### PROBLEM DESCRIPTION
How many lines in the listing below include the word "تعميم"? Reply with the count alone.

(Data items)
━━━━

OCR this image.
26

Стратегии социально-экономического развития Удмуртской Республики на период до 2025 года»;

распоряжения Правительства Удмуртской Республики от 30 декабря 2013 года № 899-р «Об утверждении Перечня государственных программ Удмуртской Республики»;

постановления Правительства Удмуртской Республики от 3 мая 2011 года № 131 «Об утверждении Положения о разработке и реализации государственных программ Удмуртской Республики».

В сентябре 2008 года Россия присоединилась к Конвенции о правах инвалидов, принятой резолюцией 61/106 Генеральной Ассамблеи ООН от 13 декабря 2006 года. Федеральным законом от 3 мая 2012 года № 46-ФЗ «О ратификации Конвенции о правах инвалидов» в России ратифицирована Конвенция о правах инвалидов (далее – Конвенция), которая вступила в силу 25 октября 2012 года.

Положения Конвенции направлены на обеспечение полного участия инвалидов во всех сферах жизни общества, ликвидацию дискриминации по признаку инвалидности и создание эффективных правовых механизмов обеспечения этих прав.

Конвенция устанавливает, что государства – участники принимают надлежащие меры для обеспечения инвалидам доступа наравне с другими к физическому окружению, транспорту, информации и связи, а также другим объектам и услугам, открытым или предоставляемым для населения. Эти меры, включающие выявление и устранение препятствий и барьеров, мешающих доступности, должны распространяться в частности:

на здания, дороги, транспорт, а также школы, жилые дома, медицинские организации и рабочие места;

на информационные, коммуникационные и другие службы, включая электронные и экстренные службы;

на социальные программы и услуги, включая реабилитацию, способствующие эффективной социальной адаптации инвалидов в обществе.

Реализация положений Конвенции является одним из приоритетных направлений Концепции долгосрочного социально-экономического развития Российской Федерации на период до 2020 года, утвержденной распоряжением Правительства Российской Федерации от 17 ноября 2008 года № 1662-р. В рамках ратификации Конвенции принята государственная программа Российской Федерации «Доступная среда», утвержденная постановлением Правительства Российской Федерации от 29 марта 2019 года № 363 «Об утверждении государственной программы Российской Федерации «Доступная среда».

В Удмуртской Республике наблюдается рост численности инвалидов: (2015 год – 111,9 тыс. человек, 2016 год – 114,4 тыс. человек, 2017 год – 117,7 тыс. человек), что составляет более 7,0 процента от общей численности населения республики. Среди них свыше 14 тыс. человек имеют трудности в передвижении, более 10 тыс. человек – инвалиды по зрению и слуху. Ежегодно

━━━━

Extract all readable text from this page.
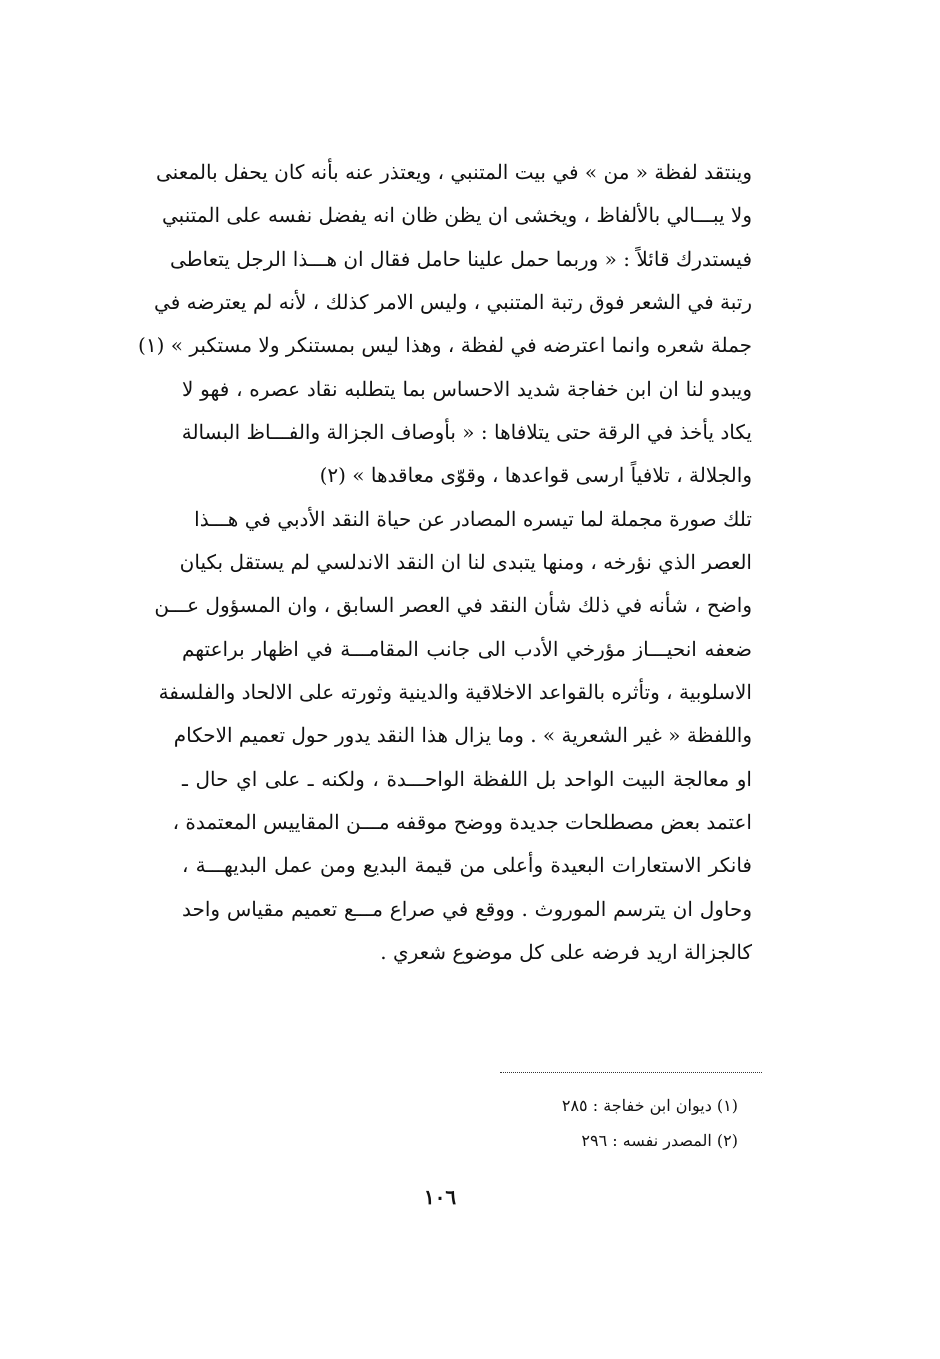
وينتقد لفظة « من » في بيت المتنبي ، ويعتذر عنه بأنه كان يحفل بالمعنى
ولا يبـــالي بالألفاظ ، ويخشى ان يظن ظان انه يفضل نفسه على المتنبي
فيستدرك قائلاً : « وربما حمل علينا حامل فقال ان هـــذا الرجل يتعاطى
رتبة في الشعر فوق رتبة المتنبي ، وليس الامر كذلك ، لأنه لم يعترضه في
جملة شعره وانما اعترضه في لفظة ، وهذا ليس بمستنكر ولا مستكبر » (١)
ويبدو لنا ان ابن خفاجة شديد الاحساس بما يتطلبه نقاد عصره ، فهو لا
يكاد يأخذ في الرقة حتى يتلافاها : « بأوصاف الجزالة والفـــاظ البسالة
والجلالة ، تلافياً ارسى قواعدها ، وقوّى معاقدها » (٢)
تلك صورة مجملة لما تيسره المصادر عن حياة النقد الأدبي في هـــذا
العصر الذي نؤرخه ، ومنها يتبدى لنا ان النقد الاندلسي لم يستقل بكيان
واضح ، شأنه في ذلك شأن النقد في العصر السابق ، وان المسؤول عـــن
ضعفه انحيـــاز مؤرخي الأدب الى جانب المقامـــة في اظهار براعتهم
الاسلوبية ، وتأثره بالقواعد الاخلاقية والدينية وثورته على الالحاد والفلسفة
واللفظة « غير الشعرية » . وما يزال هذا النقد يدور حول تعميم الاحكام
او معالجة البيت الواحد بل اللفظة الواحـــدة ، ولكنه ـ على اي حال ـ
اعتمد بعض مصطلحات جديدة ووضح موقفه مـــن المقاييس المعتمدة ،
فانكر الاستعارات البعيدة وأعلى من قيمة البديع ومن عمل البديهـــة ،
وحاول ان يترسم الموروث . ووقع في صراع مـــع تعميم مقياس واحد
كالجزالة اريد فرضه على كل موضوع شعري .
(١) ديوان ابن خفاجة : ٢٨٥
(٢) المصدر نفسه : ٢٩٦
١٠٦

━━━━

### RIGHT ANSWER
2